## EXERCISE INSTRUCTIONS:
a: Answer these questions using the Lent reflection:
(i) According to the first paragraph, what happens to our limits, and to us, if we see them as defenses for our vulnerabilities?
(ii) What is the first of the two ways the discipline of Lent makes us mindful of our limitations?
(iii) When does the second and more important way of growing from our limitations occur?
b: Copy the Lent reflection word for word, starting at "The second and" and ending at "to new freedom.".

We can grow from recognizing our limitations if we’re also willing to step up to them, look beyond them, and engage whatever, whoever is beyond them. We can grow if we see the anxiety involved in our limitations as opportunities and challenges to grow. If instead we see them as defenses for our vulnerabilities, our limits will in fact grow smaller, and we will grow smaller with them.

In a way, I think this is what can happen in Lent, this growing by facing and challenging our limitations. Many of us take on or add to disciplines of life. We choose to abstain from this, or to take on that. The intent is in fact to make us mindful of our limitations, and of our need for God. That happens, I think, in two ways. The first is the additional effort involved. That incremental change, that measure of extra effort keeps our attention, and calls us to focus that attention on our relationship with and our accountability to God. If we take on discipline, we can’t help but notice; and if we don’t notice, just what did we really take on?

The second and more important way that we can grow from our limitations is precisely when we fail. What can convict us of our limits more profoundly than running into them and falling down? While the extra effort may focus us to some extent on our relationship with God, it is our failure that focuses us on our need for a relationship with God. It is in failing that we fall over the boundaries of our sufficiency, and realize we are in fact dependent, contingent. We cannot will ourselves to perfection, much less to salvation; and when we try we fail. That is when we realize our need for our Parent, for our resource who will indeed challenge us, but will also love us, evaluate us, and encourage us to grow so as to open and expand our boundaries and discover in them pathways to new freedom.

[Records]
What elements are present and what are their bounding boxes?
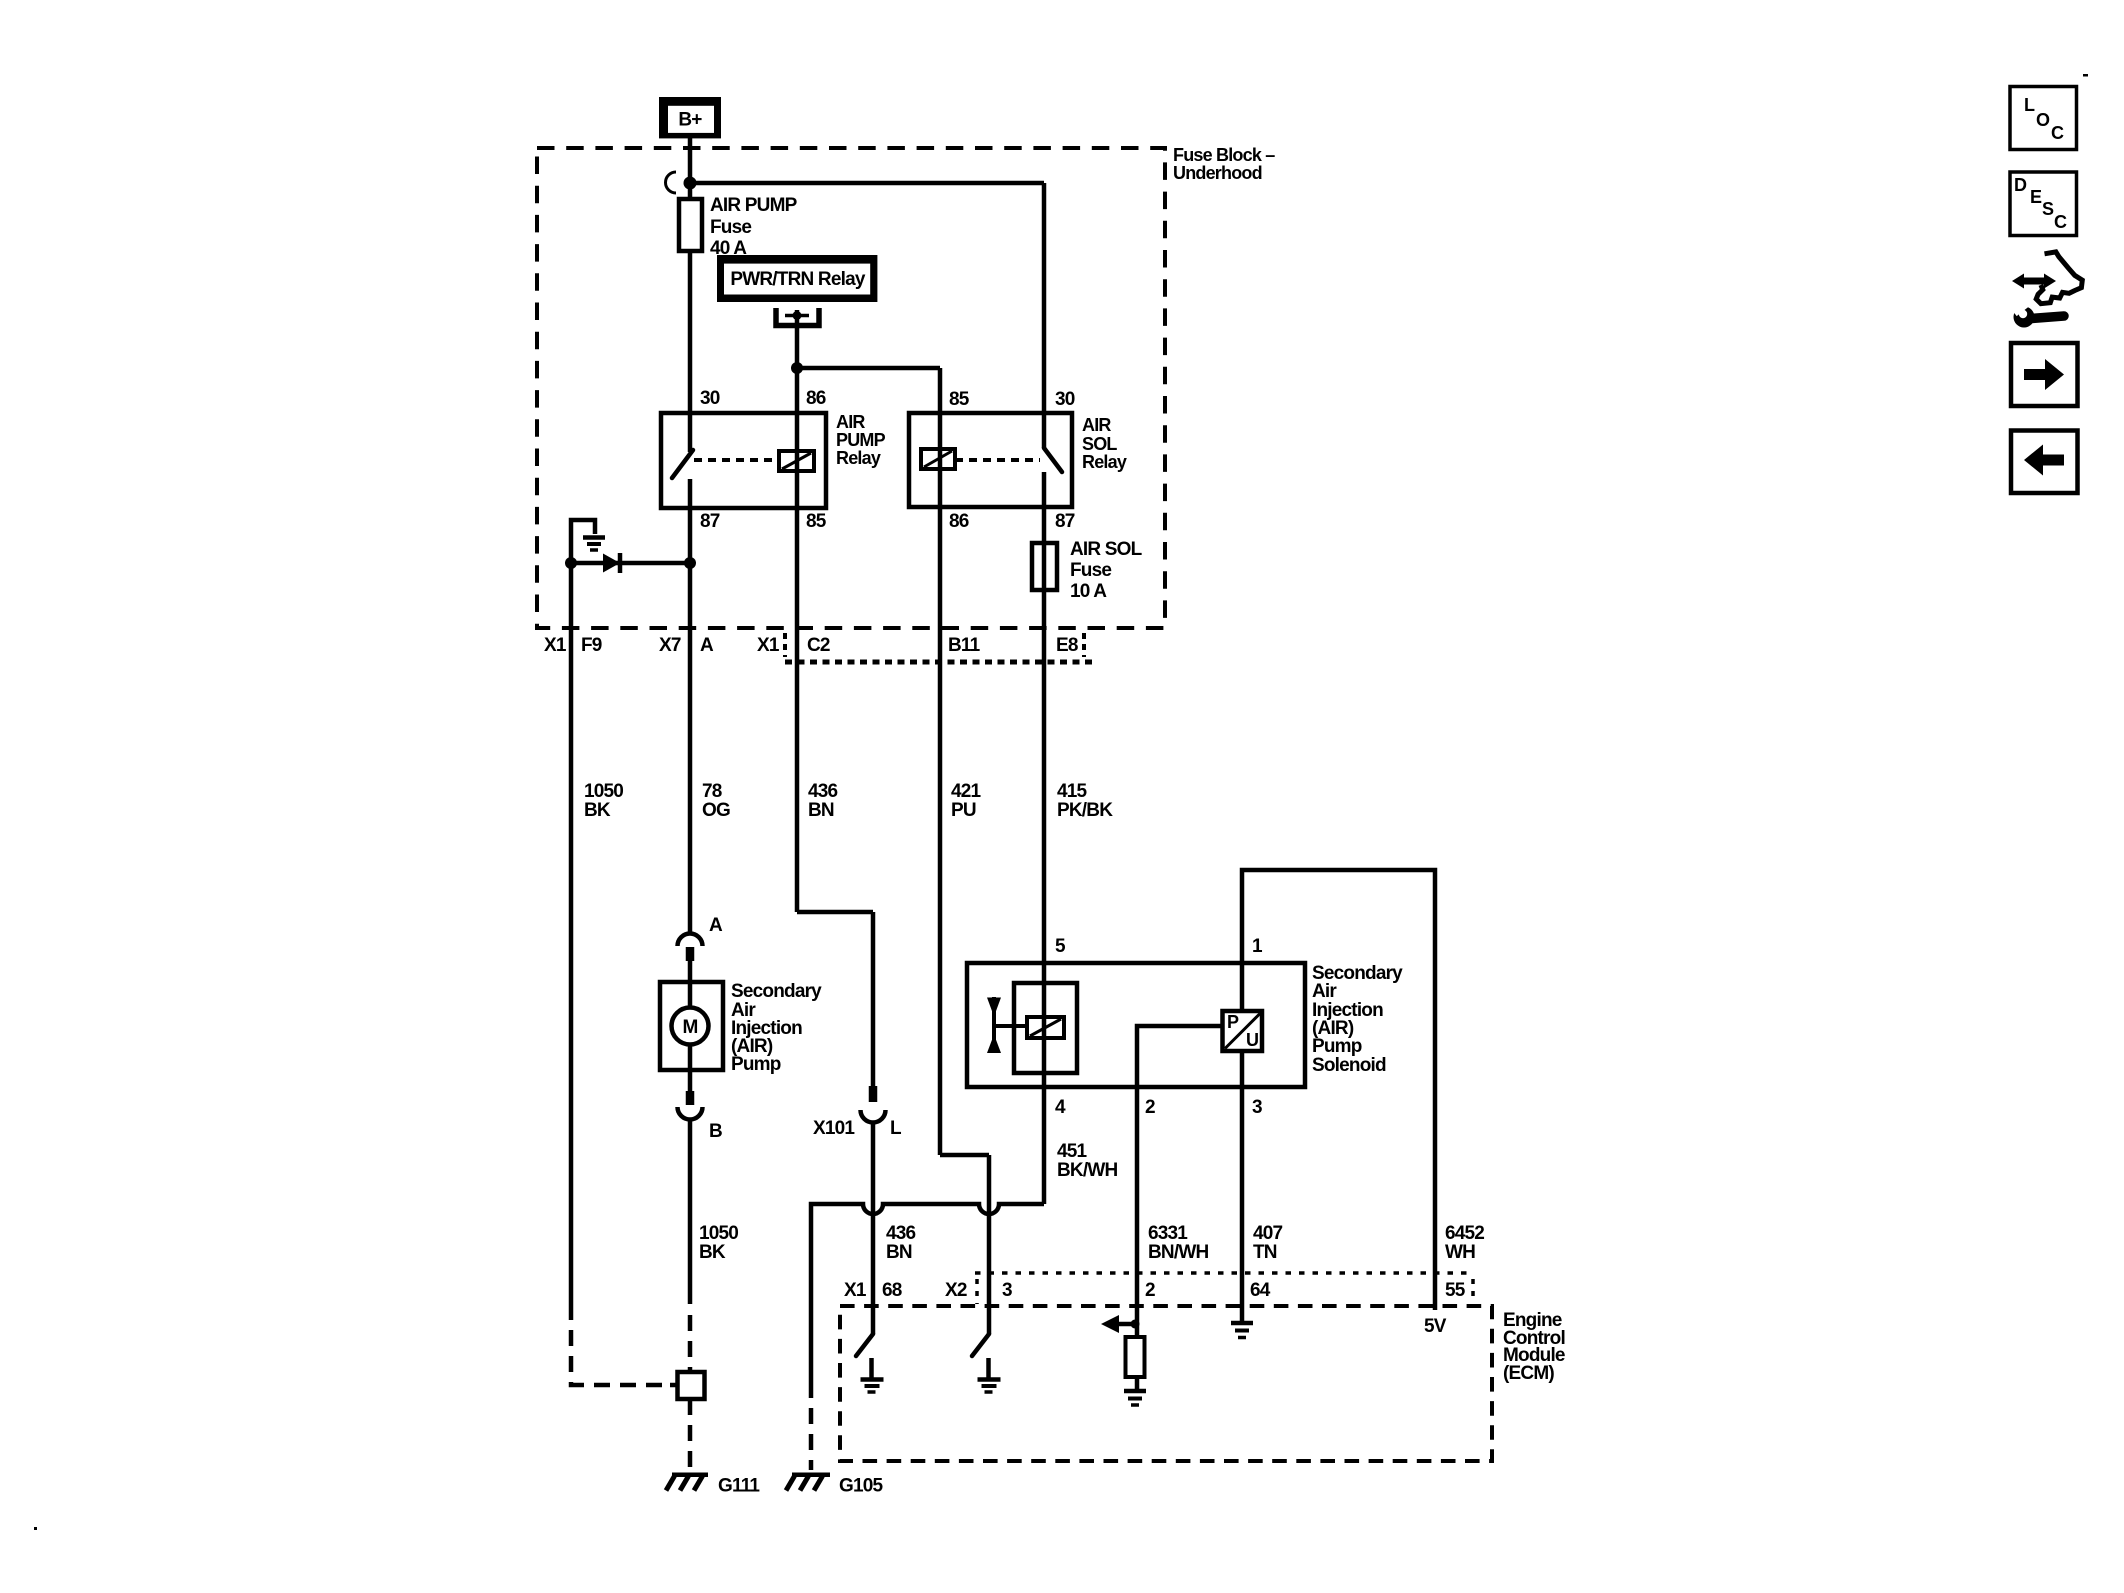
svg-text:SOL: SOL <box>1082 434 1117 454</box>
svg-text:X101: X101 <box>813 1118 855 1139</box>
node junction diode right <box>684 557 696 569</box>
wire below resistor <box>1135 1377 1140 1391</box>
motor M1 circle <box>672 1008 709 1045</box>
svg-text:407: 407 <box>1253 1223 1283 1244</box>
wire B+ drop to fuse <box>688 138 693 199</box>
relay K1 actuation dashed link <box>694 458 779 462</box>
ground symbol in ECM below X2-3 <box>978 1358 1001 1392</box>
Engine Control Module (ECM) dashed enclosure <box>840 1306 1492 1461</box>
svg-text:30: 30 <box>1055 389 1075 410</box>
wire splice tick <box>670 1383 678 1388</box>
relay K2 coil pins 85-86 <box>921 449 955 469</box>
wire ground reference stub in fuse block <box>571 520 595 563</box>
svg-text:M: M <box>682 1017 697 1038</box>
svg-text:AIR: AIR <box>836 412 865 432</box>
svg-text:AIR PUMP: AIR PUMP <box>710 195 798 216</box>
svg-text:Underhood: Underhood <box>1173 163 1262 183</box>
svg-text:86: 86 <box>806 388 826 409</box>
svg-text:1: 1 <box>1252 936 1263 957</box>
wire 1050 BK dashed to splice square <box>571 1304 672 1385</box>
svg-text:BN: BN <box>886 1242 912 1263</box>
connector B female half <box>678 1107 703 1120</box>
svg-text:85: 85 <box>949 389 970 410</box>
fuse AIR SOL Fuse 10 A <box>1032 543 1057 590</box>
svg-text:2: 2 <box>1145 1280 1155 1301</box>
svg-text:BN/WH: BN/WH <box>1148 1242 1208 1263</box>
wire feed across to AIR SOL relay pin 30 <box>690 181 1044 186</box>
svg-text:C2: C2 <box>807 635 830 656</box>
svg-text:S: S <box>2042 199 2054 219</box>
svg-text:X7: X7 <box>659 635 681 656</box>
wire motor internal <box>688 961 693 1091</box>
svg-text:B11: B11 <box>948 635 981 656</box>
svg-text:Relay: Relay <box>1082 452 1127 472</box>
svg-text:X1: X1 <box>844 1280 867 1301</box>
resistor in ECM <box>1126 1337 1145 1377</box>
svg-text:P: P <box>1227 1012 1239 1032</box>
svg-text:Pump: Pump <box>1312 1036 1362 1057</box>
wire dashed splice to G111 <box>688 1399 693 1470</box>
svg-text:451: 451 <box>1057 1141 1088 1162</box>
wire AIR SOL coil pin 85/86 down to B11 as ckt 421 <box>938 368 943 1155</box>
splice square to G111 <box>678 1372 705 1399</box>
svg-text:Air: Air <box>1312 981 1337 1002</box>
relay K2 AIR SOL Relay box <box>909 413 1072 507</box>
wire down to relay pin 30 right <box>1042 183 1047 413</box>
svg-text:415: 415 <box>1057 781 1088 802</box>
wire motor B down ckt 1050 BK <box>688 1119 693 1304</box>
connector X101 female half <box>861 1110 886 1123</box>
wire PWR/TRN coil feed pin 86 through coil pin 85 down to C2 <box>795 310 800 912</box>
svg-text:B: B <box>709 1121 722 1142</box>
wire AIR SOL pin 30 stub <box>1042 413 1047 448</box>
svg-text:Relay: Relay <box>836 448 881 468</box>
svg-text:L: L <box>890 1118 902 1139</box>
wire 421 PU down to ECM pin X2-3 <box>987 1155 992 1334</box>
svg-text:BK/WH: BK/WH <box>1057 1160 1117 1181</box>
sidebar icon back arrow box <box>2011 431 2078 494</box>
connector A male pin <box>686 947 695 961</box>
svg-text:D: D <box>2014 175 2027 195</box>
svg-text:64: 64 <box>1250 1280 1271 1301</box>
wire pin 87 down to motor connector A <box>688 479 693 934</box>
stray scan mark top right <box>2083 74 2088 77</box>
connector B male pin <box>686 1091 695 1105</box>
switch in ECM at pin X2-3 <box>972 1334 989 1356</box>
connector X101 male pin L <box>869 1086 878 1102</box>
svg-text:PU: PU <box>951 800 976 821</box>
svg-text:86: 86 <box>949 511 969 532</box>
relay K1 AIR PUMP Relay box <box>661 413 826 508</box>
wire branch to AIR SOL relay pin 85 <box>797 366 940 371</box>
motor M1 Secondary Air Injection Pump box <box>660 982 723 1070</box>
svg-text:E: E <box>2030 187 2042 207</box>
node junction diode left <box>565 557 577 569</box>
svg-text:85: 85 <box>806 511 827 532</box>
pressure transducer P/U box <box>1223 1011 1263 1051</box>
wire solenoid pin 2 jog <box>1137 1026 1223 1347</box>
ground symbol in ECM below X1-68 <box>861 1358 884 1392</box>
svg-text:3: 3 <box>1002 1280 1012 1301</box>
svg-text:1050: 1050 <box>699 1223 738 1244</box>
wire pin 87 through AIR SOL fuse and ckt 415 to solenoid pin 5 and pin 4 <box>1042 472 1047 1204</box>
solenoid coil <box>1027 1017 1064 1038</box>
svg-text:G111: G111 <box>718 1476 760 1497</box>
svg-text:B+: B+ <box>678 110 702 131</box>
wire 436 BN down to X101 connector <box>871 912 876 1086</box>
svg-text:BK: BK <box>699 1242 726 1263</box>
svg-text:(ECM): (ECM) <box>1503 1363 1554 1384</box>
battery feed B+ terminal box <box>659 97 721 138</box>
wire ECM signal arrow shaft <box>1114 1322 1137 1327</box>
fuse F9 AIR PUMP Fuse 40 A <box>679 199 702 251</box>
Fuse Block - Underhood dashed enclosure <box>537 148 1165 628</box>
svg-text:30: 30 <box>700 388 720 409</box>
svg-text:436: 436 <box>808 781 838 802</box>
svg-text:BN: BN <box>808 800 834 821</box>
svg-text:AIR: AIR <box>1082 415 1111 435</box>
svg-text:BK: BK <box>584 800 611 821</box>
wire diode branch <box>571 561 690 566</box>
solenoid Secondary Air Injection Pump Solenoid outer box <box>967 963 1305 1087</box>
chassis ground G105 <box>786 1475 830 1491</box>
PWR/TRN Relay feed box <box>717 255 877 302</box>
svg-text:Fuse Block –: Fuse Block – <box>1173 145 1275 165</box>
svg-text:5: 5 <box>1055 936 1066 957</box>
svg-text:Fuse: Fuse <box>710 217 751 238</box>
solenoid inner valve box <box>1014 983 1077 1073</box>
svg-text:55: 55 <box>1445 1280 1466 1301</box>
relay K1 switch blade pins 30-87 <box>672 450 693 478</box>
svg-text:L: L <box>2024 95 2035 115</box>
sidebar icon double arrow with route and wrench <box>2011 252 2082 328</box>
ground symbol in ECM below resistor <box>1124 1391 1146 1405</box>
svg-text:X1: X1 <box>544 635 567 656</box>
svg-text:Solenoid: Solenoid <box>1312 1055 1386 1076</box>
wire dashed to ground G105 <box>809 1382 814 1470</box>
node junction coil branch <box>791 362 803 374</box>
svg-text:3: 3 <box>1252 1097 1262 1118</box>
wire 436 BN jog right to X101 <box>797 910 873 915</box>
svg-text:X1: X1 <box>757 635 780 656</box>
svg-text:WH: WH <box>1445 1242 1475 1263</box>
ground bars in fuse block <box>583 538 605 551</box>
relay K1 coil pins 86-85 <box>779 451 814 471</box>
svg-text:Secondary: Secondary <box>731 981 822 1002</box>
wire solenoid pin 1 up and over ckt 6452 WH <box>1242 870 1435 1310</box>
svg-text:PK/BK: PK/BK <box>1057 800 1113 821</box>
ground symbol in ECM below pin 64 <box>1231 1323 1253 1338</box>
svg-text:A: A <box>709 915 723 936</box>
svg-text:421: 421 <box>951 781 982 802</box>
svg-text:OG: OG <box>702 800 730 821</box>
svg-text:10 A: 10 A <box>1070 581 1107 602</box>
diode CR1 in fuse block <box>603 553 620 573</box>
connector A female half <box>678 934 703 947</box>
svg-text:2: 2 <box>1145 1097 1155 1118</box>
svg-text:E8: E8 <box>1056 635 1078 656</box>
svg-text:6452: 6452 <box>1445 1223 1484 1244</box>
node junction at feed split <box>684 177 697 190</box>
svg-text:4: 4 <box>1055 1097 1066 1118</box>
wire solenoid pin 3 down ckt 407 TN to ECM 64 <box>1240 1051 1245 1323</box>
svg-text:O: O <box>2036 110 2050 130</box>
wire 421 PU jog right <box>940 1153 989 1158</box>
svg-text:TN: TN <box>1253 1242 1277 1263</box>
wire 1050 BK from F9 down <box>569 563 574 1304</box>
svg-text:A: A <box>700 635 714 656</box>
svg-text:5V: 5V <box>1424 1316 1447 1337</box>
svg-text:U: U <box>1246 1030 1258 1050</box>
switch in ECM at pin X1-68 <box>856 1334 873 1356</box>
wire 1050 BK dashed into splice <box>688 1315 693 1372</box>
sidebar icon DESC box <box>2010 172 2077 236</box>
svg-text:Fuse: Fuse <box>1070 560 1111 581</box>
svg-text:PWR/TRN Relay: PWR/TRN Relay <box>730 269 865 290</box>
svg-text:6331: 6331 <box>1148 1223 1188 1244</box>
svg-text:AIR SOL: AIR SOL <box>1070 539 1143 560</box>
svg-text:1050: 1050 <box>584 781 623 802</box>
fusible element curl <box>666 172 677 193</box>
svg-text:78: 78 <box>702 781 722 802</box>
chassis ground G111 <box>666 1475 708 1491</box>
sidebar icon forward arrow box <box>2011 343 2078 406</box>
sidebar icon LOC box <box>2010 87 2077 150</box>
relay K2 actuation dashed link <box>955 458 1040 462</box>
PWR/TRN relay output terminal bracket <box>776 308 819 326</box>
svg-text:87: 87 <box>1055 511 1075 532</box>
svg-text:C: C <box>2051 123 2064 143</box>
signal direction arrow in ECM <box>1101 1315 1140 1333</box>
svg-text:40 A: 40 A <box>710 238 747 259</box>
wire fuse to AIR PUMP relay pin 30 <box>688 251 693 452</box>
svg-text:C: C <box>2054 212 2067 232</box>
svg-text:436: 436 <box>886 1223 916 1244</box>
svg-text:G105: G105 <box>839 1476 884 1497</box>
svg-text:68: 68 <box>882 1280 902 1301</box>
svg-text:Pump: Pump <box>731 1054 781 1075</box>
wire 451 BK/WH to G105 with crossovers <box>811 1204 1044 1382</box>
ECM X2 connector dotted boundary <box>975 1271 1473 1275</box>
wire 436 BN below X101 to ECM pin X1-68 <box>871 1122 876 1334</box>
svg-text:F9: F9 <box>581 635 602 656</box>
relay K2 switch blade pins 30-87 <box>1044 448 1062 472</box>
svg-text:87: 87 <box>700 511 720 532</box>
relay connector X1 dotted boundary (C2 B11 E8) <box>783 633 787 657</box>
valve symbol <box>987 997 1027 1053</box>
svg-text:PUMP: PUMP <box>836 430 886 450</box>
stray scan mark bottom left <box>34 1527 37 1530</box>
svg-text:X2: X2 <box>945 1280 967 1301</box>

## PROBLEM SOLUTIONS:
a:
(i) Our limits will in fact grow smaller, and we will grow smaller with them.
(ii) The additional effort involved.
(iii) Precisely when we fail.

b:
The second and more important way that we can grow from our limitations is precisely when we fail. What can convict us of our limits more profoundly than running into them and falling down? While the extra effort may focus us to some extent on our relationship with God, it is our failure that focuses us on our need for a relationship with God. It is in failing that we fall over the boundaries of our sufficiency, and realize we are in fact dependent, contingent. We cannot will ourselves to perfection, much less to salvation; and when we try we fail. That is when we realize our need for our Parent, for our resource who will indeed challenge us, but will also love us, evaluate us, and encourage us to grow so as to open and expand our boundaries and discover in them pathways to new freedom.